WORK TASK -
Every record should be written out exactly, with the pictures left out.

────────────────────────────────────────

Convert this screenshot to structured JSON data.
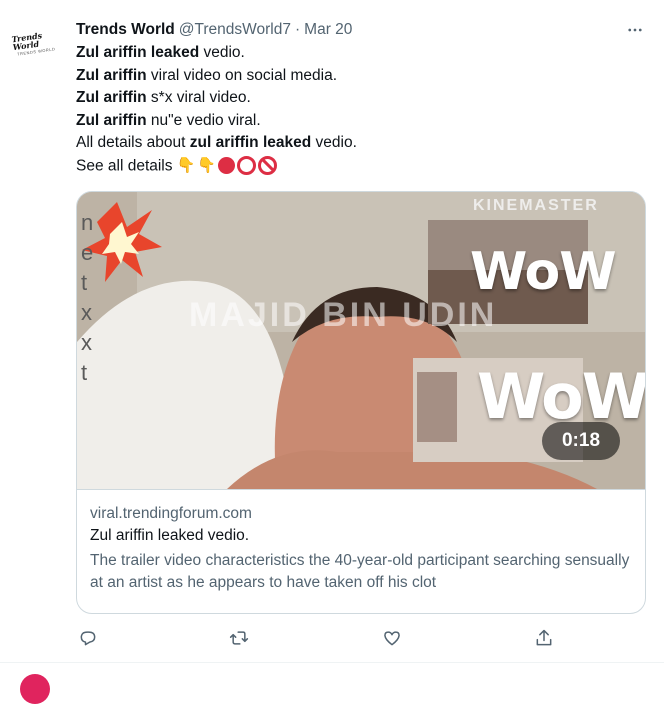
{
  "tweet": {
    "author_name": "Trends World",
    "author_handle": "@TrendsWorld7",
    "separator": "·",
    "date": "Mar 20",
    "avatar_text": "Trends World",
    "avatar_subtext": "TRENDS WORLD",
    "lines": [
      {
        "bold": "Zul ariffin leaked",
        "rest": " vedio."
      },
      {
        "bold": "Zul ariffin",
        "rest": " viral video on social media."
      },
      {
        "bold": "Zul ariffin",
        "rest": " s*x viral video."
      },
      {
        "bold": "Zul ariffin",
        "rest": " nu\"e vedio viral."
      }
    ],
    "line5_pre": "All details about ",
    "line5_bold": "zul ariffin leaked",
    "line5_post": " vedio.",
    "line6": "See all details"
  },
  "media": {
    "side_letters": [
      "n",
      "e",
      "t",
      "x",
      "x",
      "t"
    ],
    "brand_watermark": "KINEMASTER",
    "center_watermark": "MAJID BIN UDIN",
    "overlay_1": "WoW",
    "overlay_2": "WoW",
    "duration": "0:18"
  },
  "card": {
    "domain": "viral.trendingforum.com",
    "title": "Zul ariffin leaked vedio.",
    "description": "The trailer video characteristics the 40-year-old participant searching sensually at an artist as he appears to have taken off his clot"
  },
  "icons": {
    "reply": "reply-icon",
    "retweet": "retweet-icon",
    "like": "like-icon",
    "share": "share-icon",
    "more": "more-icon"
  },
  "colors": {
    "text": "#0f1419",
    "secondary": "#536471",
    "border": "#cfd9de",
    "emoji_red": "#dd2e44"
  }
}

────────────────────────────────────────

THE COMPLETED TASK -
Convert this screenshot to structured JSON data.
{
  "tweet": {
    "author_name": "Trends World",
    "author_handle": "@TrendsWorld7",
    "separator": "·",
    "date": "Mar 20",
    "avatar_text": "Trends World",
    "avatar_subtext": "TRENDS WORLD",
    "lines": [
      {
        "bold": "Zul ariffin leaked",
        "rest": " vedio."
      },
      {
        "bold": "Zul ariffin",
        "rest": " viral video on social media."
      },
      {
        "bold": "Zul ariffin",
        "rest": " s*x viral video."
      },
      {
        "bold": "Zul ariffin",
        "rest": " nu\"e vedio viral."
      }
    ],
    "line5_pre": "All details about ",
    "line5_bold": "zul ariffin leaked",
    "line5_post": " vedio.",
    "line6": "See all details"
  },
  "media": {
    "side_letters": [
      "n",
      "e",
      "t",
      "x",
      "x",
      "t"
    ],
    "brand_watermark": "KINEMASTER",
    "center_watermark": "MAJID BIN UDIN",
    "overlay_1": "WoW",
    "overlay_2": "WoW",
    "duration": "0:18"
  },
  "card": {
    "domain": "viral.trendingforum.com",
    "title": "Zul ariffin leaked vedio.",
    "description": "The trailer video characteristics the 40-year-old participant searching sensually at an artist as he appears to have taken off his clot"
  },
  "icons": {
    "reply": "reply-icon",
    "retweet": "retweet-icon",
    "like": "like-icon",
    "share": "share-icon",
    "more": "more-icon"
  },
  "colors": {
    "text": "#0f1419",
    "secondary": "#536471",
    "border": "#cfd9de",
    "emoji_red": "#dd2e44"
  }
}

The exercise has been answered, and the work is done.